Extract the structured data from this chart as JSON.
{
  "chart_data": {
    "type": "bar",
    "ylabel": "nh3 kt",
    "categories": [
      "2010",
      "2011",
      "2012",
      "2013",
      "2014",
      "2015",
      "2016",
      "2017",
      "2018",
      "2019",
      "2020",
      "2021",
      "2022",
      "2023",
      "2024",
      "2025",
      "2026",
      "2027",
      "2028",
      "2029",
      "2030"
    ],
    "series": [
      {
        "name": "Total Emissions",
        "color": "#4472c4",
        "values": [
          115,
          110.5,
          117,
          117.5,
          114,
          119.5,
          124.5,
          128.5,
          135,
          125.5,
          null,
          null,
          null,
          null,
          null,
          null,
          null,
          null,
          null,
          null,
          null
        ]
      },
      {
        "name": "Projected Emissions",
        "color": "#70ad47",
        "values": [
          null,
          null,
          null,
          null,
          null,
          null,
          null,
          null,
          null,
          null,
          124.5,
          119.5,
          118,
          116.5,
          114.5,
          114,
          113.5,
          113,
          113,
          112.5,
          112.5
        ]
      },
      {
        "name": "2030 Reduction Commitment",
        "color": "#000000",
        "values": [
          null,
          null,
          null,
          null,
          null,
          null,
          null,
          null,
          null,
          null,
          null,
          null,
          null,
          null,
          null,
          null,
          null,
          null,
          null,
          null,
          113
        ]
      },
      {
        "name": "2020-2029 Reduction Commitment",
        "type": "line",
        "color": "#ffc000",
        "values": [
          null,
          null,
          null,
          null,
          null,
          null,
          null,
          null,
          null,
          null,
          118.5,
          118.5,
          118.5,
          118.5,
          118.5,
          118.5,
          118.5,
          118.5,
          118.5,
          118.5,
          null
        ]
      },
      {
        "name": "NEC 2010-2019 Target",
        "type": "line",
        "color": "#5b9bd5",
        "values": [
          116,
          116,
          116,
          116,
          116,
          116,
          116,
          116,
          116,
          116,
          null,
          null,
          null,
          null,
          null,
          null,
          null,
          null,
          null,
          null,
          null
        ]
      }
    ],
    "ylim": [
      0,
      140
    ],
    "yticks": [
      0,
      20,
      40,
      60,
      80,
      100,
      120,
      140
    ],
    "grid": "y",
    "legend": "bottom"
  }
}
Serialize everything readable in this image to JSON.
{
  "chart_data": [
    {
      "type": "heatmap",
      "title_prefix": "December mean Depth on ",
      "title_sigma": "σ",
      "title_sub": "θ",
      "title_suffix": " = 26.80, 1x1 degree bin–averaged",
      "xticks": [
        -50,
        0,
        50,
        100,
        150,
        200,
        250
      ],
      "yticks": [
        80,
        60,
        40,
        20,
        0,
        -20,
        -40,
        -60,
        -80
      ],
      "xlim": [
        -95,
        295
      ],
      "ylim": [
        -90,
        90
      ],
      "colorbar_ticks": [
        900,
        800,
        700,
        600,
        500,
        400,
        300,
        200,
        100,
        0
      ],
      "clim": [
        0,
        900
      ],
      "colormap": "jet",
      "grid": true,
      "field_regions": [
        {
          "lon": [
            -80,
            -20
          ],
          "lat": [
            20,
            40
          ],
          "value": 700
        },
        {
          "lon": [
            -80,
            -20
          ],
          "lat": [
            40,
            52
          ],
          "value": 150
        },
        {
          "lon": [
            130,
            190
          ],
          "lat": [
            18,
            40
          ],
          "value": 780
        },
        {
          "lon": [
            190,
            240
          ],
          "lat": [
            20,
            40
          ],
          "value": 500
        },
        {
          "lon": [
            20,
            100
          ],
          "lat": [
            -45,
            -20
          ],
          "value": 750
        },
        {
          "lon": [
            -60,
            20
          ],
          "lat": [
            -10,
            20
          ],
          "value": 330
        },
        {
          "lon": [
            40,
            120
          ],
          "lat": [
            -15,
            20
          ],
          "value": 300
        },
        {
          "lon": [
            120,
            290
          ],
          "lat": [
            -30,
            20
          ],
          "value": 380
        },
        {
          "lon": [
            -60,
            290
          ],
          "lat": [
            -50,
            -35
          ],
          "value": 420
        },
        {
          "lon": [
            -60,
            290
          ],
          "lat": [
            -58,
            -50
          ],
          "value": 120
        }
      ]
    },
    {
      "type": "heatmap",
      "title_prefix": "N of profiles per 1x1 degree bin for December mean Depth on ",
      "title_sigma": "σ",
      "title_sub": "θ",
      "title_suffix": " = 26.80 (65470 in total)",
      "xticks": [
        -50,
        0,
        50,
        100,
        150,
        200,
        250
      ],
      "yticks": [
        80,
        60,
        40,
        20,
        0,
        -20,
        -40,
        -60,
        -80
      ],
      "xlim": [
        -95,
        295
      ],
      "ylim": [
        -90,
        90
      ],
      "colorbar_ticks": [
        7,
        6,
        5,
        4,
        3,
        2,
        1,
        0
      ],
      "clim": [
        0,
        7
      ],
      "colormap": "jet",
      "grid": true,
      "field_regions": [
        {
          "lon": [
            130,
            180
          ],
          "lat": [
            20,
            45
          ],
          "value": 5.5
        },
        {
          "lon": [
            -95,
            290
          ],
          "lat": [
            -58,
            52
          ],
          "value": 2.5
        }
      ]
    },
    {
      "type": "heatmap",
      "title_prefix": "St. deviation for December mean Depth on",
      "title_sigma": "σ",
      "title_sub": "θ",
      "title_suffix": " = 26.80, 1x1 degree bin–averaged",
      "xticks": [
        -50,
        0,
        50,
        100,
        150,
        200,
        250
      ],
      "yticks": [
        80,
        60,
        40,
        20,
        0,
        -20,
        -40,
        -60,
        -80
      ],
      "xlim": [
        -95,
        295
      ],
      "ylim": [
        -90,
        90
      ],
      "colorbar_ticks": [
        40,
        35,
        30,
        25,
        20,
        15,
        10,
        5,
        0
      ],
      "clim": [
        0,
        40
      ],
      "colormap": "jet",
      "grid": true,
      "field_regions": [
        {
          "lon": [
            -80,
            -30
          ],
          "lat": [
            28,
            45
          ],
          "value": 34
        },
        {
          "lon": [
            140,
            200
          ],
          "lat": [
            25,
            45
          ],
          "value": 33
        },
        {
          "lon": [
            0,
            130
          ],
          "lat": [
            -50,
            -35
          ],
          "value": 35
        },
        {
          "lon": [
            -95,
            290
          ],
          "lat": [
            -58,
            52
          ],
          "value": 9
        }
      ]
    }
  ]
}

##############################

_Task details_
Each line holding "Commitment" must be found and copied.

_Reply to the exercise_
        "name": "2030 Reduction Commitment",
        "name": "2020-2029 Reduction Commitment",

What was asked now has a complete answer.